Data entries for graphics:
+---+

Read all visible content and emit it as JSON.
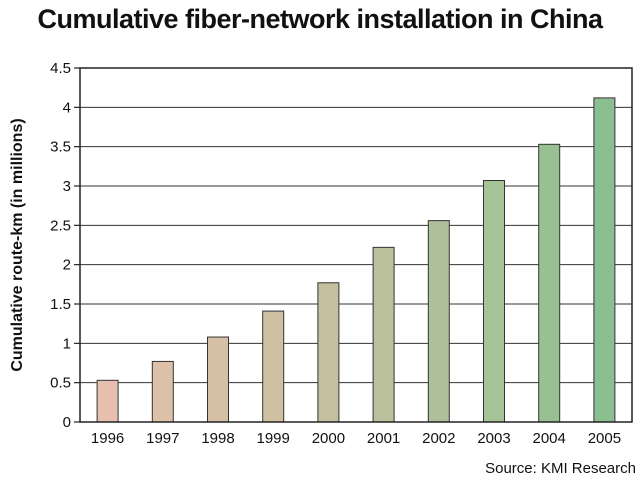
{
  "chart_data": {
    "type": "bar",
    "title": "Cumulative fiber-network installation in China",
    "ylabel": "Cumulative route-km (in millions)",
    "xlabel": "",
    "categories": [
      "1996",
      "1997",
      "1998",
      "1999",
      "2000",
      "2001",
      "2002",
      "2003",
      "2004",
      "2005"
    ],
    "values": [
      0.53,
      0.77,
      1.08,
      1.41,
      1.77,
      2.22,
      2.56,
      3.07,
      3.53,
      4.12
    ],
    "ylim": [
      0,
      4.5
    ],
    "yticks": [
      "0",
      "0.5",
      "1",
      "1.5",
      "2",
      "2.5",
      "3",
      "3.5",
      "4",
      "4.5"
    ],
    "grid": true,
    "bar_colors": [
      "#e6c0ad",
      "#dcc0a8",
      "#d6c0a5",
      "#cfc0a2",
      "#c4c09f",
      "#b8c09c",
      "#aec09a",
      "#a6c297",
      "#98c093",
      "#8cbf90"
    ],
    "source": "Source: KMI Research"
  }
}
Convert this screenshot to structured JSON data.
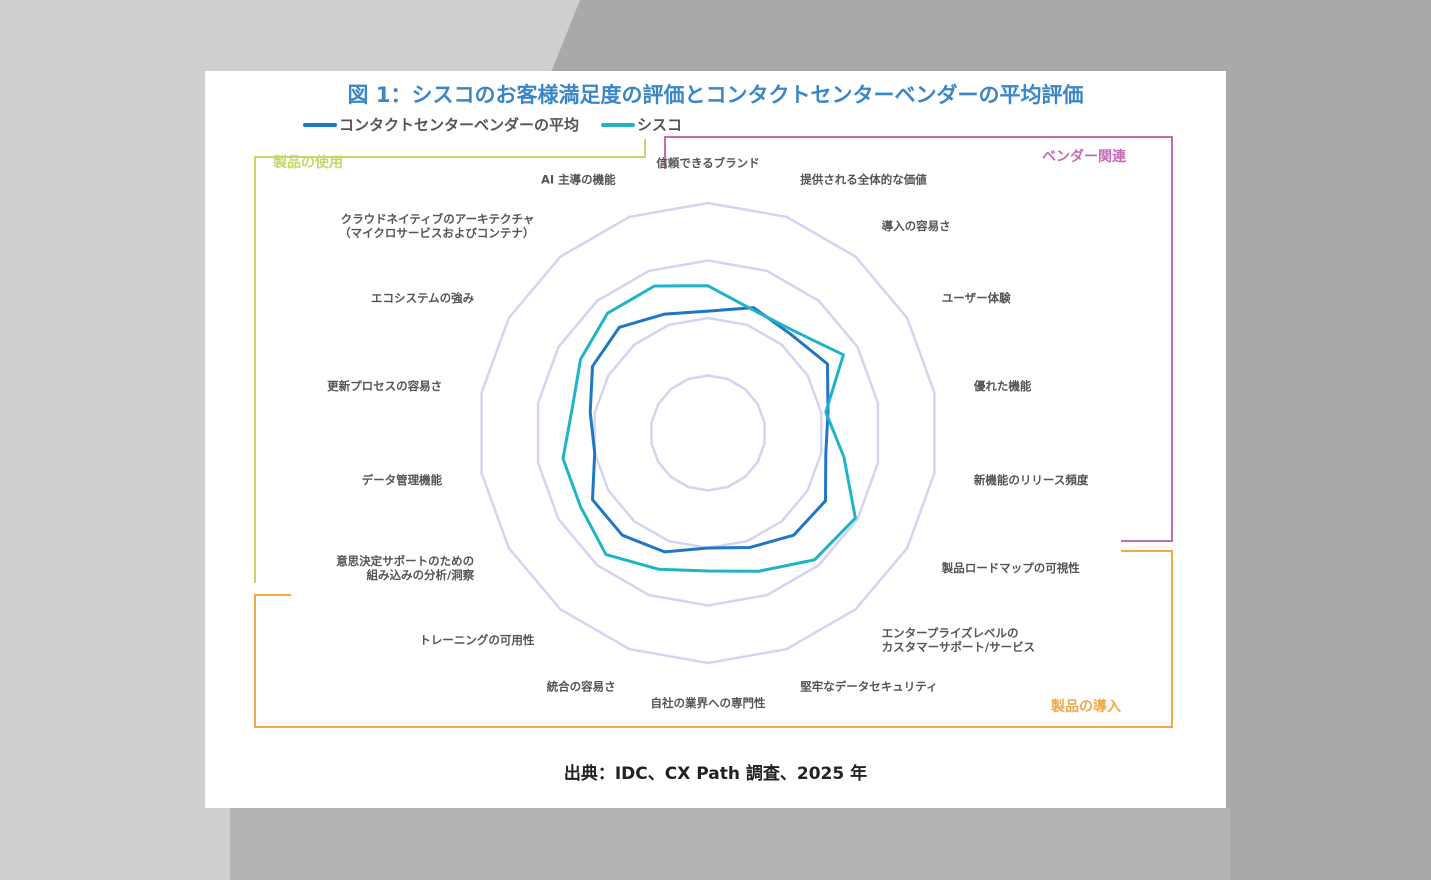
{
  "chart_data": {
    "type": "radar",
    "title": "図 1：シスコのお客様満足度の評価とコンタクトセンターベンダーの平均評価",
    "source": "出典：IDC、CX Path 調査、2025 年",
    "axes": [
      "信頼できるブランド",
      "提供される全体的な価値",
      "導入の容易さ",
      "ユーザー体験",
      "優れた機能",
      "新機能のリリース頻度",
      "製品ロードマップの可視性",
      "エンタープライズレベルの\nカスタマーサポート/サービス",
      "堅牢なデータセキュリティ",
      "自社の業界への専門性",
      "統合の容易さ",
      "トレーニングの可用性",
      "意思決定サポートのための\n組み込みの分析/洞察",
      "データ管理機能",
      "更新プロセスの容易さ",
      "エコシステムの強み",
      "クラウドネイティブのアーキテクチャ\n（マイクロサービスおよびコンテナ）",
      "AI 主導の機能"
    ],
    "series": [
      {
        "name": "コンタクトセンターベンダーの平均",
        "color": "#1f77c4",
        "values": [
          0.53,
          0.58,
          0.56,
          0.6,
          0.53,
          0.52,
          0.59,
          0.58,
          0.53,
          0.5,
          0.55,
          0.58,
          0.58,
          0.5,
          0.52,
          0.58,
          0.6,
          0.55
        ]
      },
      {
        "name": "シスコ",
        "color": "#1fb3c8",
        "values": [
          0.64,
          0.57,
          0.58,
          0.68,
          0.52,
          0.6,
          0.74,
          0.72,
          0.64,
          0.6,
          0.63,
          0.69,
          0.64,
          0.64,
          0.6,
          0.64,
          0.68,
          0.68
        ]
      }
    ],
    "rings": [
      0.25,
      0.5,
      0.75,
      1.0
    ],
    "groups": [
      {
        "label": "製品の使用",
        "color": "#c2d86a"
      },
      {
        "label": "ベンダー関連",
        "color": "#c46bb8"
      },
      {
        "label": "製品の導入",
        "color": "#f0a94a"
      }
    ],
    "legend_position": "top-left"
  }
}
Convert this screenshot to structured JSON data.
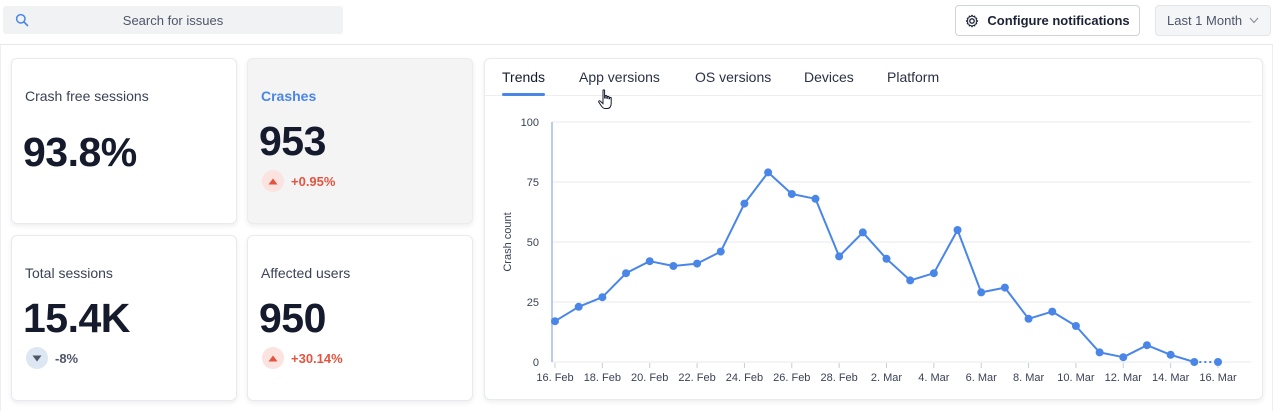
{
  "search": {
    "placeholder": "Search for issues",
    "icon": "search-icon"
  },
  "header": {
    "configure_label": "Configure notifications",
    "configure_icon": "gear-icon",
    "range_label": "Last 1 Month",
    "range_icon": "chevron-down-icon"
  },
  "metrics": {
    "crash_free": {
      "label": "Crash free sessions",
      "value": "93.8%"
    },
    "crashes": {
      "label": "Crashes",
      "value": "953",
      "delta": "+0.95%",
      "direction": "up"
    },
    "total_sessions": {
      "label": "Total sessions",
      "value": "15.4K",
      "delta": "-8%",
      "direction": "down"
    },
    "affected_users": {
      "label": "Affected users",
      "value": "950",
      "delta": "+30.14%",
      "direction": "up"
    }
  },
  "tabs": [
    "Trends",
    "App versions",
    "OS versions",
    "Devices",
    "Platform"
  ],
  "active_tab": "Trends",
  "colors": {
    "accent": "#4a86e8",
    "up": "#e5533f",
    "down": "#4f5668"
  },
  "chart_data": {
    "type": "line",
    "title": "",
    "xlabel": "",
    "ylabel": "Crash count",
    "ylim": [
      0,
      100
    ],
    "yticks": [
      0,
      25,
      50,
      75,
      100
    ],
    "xticks": [
      "16. Feb",
      "18. Feb",
      "20. Feb",
      "22. Feb",
      "24. Feb",
      "26. Feb",
      "28. Feb",
      "2. Mar",
      "4. Mar",
      "6. Mar",
      "8. Mar",
      "10. Mar",
      "12. Mar",
      "14. Mar",
      "16. Mar"
    ],
    "x": [
      "16. Feb",
      "17. Feb",
      "18. Feb",
      "19. Feb",
      "20. Feb",
      "21. Feb",
      "22. Feb",
      "23. Feb",
      "24. Feb",
      "25. Feb",
      "26. Feb",
      "27. Feb",
      "28. Feb",
      "1. Mar",
      "2. Mar",
      "3. Mar",
      "4. Mar",
      "5. Mar",
      "6. Mar",
      "7. Mar",
      "8. Mar",
      "9. Mar",
      "10. Mar",
      "11. Mar",
      "12. Mar",
      "13. Mar",
      "14. Mar",
      "15. Mar",
      "16. Mar"
    ],
    "series": [
      {
        "values": [
          17,
          23,
          27,
          37,
          42,
          40,
          41,
          46,
          66,
          79,
          70,
          68,
          44,
          54,
          43,
          34,
          37,
          55,
          29,
          31,
          18,
          21,
          15,
          4,
          2,
          7,
          3,
          0,
          0
        ]
      }
    ],
    "grid": true,
    "legend": "none"
  }
}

+---+

Exercise: In the lines above, locate the string "icon". Copy every line where it occurs.

Worked answer:
    "icon": "search-icon"
    "configure_icon": "gear-icon",
    "range_icon": "chevron-down-icon"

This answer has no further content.